(Task objective)
Copy out all the lines exactly. Omit pictures.

(Dataset records)
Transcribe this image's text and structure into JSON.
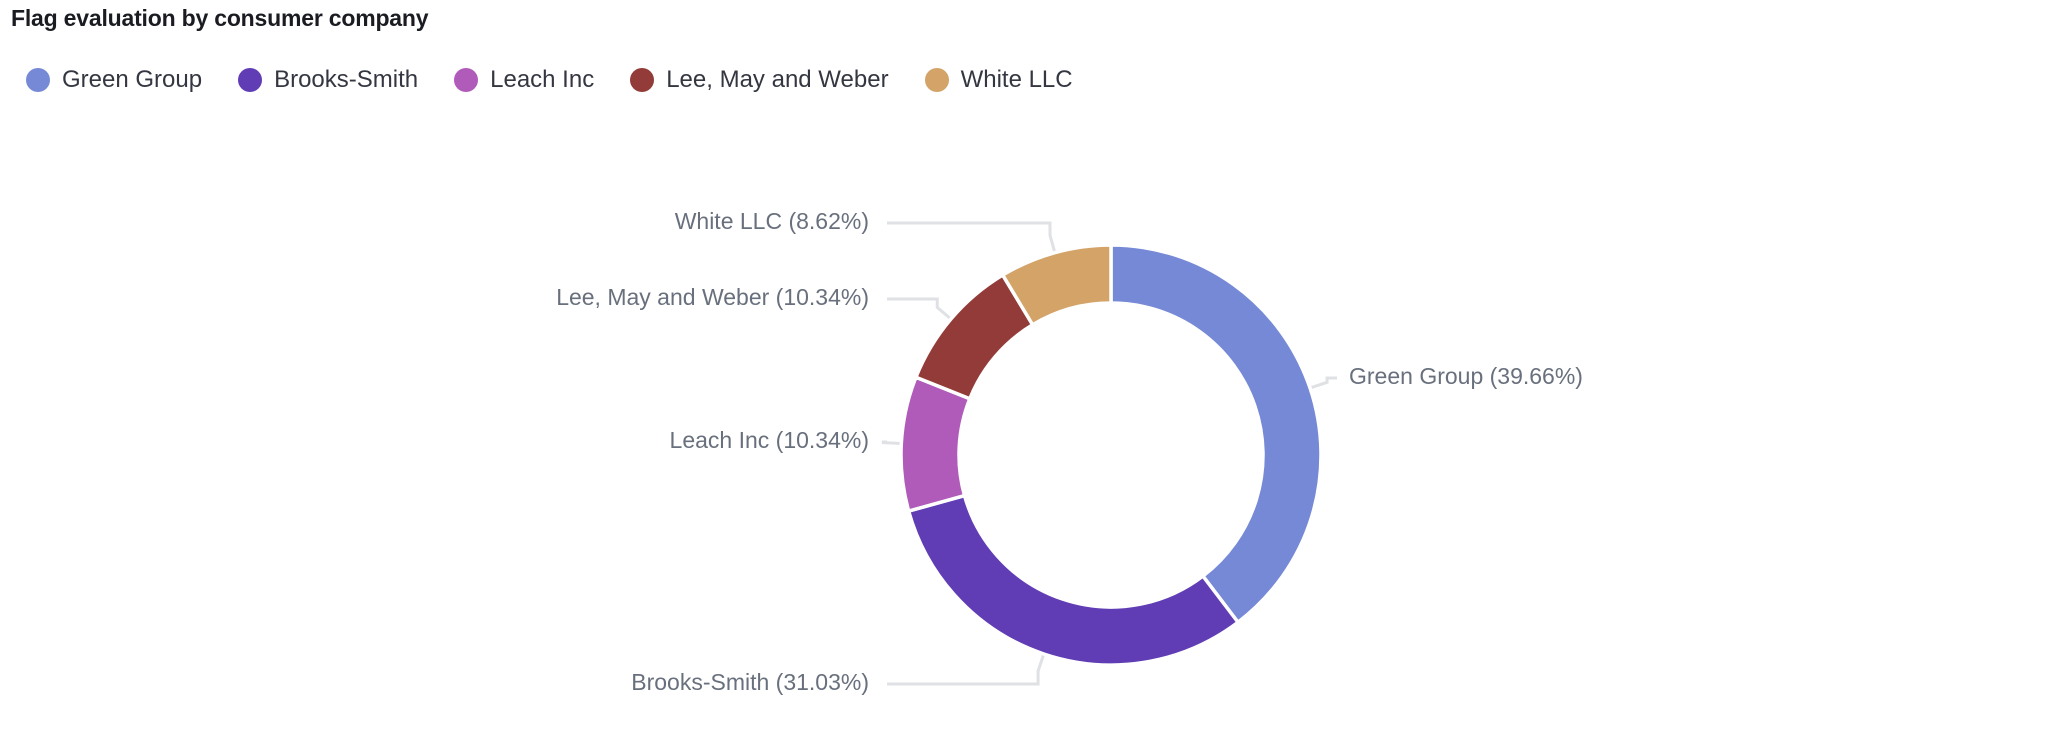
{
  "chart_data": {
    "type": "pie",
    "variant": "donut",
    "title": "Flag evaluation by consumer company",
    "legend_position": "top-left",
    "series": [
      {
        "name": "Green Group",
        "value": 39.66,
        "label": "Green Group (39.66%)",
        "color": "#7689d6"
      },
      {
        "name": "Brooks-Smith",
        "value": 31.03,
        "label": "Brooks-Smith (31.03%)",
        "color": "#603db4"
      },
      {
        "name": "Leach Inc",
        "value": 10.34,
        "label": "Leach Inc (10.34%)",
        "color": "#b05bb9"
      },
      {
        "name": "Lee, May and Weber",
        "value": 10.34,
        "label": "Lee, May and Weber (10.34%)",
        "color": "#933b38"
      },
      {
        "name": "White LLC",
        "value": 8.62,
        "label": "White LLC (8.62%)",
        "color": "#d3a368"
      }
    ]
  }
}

(Reply)
Transcribe this image's text and structure into JSON.
{
  "chart_data": {
    "type": "pie",
    "variant": "donut",
    "title": "Flag evaluation by consumer company",
    "legend_position": "top-left",
    "series": [
      {
        "name": "Green Group",
        "value": 39.66,
        "label": "Green Group (39.66%)",
        "color": "#7689d6"
      },
      {
        "name": "Brooks-Smith",
        "value": 31.03,
        "label": "Brooks-Smith (31.03%)",
        "color": "#603db4"
      },
      {
        "name": "Leach Inc",
        "value": 10.34,
        "label": "Leach Inc (10.34%)",
        "color": "#b05bb9"
      },
      {
        "name": "Lee, May and Weber",
        "value": 10.34,
        "label": "Lee, May and Weber (10.34%)",
        "color": "#933b38"
      },
      {
        "name": "White LLC",
        "value": 8.62,
        "label": "White LLC (8.62%)",
        "color": "#d3a368"
      }
    ]
  }
}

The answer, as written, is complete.